### EXERCISE TASK
Collect every line below that contains the word "prior".

### GIVEN INFORMATION
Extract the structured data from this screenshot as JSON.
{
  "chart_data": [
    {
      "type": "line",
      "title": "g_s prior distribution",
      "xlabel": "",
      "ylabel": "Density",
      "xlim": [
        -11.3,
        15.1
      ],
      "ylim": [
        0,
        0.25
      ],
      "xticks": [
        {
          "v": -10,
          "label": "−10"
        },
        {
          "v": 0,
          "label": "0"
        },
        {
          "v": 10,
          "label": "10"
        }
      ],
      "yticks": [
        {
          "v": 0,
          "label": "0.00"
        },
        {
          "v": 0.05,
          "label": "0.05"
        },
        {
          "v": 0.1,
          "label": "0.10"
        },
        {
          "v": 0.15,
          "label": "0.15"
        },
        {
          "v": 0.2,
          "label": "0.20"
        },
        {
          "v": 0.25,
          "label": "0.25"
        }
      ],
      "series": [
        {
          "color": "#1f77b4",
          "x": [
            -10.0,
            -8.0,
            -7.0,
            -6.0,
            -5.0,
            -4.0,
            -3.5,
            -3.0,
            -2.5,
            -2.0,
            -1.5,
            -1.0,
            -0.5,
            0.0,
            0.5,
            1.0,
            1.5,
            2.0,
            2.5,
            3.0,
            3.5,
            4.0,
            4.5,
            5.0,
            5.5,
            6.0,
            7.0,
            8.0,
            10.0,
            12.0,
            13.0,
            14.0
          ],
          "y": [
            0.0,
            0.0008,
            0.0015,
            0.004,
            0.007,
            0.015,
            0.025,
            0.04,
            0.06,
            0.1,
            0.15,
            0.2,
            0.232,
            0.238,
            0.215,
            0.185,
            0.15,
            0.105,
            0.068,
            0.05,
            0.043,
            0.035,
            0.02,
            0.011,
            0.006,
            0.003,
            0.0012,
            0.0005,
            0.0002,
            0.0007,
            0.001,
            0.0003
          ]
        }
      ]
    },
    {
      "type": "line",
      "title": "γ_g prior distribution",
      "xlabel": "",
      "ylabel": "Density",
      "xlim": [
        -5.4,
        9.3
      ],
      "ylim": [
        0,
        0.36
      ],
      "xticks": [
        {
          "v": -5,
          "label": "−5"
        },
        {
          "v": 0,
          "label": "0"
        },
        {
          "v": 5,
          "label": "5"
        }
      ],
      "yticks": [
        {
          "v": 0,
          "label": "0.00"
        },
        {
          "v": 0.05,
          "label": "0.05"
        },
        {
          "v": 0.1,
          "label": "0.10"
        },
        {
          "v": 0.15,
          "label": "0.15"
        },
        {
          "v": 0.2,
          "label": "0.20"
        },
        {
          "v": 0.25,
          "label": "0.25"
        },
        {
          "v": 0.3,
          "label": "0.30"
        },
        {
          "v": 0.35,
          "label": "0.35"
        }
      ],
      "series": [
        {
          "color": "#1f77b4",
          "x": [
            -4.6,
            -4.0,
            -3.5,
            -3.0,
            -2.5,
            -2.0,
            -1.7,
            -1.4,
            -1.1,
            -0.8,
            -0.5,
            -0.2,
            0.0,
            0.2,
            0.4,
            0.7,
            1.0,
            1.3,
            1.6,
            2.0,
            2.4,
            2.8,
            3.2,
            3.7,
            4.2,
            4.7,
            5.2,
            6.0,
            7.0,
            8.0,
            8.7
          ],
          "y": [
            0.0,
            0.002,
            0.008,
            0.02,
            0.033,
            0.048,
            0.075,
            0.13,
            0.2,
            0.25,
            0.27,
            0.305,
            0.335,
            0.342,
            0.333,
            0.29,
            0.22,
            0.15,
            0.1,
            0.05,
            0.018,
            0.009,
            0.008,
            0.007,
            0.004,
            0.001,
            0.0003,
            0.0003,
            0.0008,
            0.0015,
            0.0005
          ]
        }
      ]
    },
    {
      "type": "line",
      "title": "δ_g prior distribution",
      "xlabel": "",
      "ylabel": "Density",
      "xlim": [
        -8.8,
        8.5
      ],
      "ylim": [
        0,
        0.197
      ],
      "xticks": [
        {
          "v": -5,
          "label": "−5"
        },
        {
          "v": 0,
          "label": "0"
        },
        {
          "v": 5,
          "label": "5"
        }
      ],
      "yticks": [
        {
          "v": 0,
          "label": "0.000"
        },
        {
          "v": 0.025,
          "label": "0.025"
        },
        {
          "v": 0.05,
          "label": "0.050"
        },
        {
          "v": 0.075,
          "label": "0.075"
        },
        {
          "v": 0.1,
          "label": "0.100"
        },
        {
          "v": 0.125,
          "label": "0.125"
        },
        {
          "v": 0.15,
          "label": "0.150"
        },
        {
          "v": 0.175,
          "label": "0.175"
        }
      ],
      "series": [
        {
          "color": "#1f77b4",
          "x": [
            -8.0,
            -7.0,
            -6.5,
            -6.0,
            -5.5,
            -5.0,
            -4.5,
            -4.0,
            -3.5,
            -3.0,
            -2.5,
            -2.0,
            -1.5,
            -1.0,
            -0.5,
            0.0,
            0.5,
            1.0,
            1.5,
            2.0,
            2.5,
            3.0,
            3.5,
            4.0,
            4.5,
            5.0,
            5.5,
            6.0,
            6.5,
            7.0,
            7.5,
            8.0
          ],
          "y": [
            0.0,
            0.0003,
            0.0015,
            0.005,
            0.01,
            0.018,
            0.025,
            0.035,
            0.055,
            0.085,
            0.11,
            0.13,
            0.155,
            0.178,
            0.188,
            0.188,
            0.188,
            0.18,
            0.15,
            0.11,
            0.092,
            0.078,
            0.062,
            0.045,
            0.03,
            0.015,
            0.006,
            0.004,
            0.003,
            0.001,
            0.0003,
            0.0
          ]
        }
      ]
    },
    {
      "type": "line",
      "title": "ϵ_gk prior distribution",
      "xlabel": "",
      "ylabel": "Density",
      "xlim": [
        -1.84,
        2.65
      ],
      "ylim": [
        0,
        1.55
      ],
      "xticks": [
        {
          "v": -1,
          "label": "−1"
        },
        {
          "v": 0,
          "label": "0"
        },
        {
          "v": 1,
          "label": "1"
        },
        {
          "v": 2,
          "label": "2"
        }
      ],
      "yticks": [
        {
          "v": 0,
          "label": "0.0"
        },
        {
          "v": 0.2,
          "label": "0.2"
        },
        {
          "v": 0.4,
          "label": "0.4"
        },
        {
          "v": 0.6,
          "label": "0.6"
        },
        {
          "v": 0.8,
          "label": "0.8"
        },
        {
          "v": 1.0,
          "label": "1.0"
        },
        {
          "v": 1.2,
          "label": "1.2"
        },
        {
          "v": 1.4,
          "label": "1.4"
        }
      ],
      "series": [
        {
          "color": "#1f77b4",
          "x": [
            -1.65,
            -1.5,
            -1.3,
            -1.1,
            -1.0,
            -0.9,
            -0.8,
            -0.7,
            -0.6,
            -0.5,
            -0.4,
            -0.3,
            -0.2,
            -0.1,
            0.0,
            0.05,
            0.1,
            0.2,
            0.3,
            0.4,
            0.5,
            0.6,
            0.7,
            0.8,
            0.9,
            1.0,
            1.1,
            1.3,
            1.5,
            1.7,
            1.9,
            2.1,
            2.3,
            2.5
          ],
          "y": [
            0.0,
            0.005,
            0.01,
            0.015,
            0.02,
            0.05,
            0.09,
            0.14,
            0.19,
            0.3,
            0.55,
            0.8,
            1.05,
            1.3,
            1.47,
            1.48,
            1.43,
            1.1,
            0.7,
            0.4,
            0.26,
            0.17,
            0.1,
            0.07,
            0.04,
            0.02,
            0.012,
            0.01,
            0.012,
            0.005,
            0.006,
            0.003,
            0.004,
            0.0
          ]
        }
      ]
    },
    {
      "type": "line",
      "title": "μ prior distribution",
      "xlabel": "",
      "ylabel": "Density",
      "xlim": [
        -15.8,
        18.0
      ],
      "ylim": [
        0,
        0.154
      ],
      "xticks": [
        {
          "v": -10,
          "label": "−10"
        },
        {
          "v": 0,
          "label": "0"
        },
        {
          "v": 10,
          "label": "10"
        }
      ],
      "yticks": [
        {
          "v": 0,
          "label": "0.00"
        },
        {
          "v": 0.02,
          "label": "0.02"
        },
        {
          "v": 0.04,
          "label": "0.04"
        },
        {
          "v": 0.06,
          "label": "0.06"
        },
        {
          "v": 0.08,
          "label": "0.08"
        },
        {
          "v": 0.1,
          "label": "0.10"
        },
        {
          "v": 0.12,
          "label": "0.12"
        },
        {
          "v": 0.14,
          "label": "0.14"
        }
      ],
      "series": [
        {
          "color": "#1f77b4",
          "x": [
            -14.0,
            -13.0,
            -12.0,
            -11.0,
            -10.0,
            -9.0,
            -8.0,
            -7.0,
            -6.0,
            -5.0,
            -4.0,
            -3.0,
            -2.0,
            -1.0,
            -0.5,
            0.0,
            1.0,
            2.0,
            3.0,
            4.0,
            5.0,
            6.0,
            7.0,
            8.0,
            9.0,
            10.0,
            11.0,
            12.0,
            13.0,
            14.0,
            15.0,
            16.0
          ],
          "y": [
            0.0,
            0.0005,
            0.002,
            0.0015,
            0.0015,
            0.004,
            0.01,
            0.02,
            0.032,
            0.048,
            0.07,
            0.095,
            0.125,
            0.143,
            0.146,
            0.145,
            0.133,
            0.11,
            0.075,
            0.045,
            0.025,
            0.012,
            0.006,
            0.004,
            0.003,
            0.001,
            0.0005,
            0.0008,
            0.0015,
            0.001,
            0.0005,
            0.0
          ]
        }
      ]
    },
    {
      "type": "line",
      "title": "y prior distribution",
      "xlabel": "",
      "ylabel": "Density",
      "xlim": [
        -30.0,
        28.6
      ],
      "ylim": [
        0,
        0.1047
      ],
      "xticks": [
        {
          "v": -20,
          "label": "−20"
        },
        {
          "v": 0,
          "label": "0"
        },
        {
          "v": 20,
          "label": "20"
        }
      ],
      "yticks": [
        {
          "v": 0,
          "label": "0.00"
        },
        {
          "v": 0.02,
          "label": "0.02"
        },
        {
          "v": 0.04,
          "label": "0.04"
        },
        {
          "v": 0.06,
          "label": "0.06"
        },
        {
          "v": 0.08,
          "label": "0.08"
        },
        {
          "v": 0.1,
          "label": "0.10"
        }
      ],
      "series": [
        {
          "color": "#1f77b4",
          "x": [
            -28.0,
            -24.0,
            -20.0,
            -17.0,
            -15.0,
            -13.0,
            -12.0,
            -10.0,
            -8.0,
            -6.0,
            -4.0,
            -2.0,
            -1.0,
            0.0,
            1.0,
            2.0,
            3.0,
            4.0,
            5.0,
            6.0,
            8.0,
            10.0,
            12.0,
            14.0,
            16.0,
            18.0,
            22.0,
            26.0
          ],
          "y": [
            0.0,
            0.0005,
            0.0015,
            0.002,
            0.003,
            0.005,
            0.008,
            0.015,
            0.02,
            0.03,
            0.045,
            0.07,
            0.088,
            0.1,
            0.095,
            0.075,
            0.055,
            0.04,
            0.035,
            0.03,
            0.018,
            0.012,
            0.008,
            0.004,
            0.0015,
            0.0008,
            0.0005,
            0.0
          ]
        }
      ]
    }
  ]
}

### THE RESPONSE
      "title": "g_s prior distribution",
      "title": "γ_g prior distribution",
      "title": "δ_g prior distribution",
      "title": "ϵ_gk prior distribution",
      "title": "μ prior distribution",
      "title": "y prior distribution",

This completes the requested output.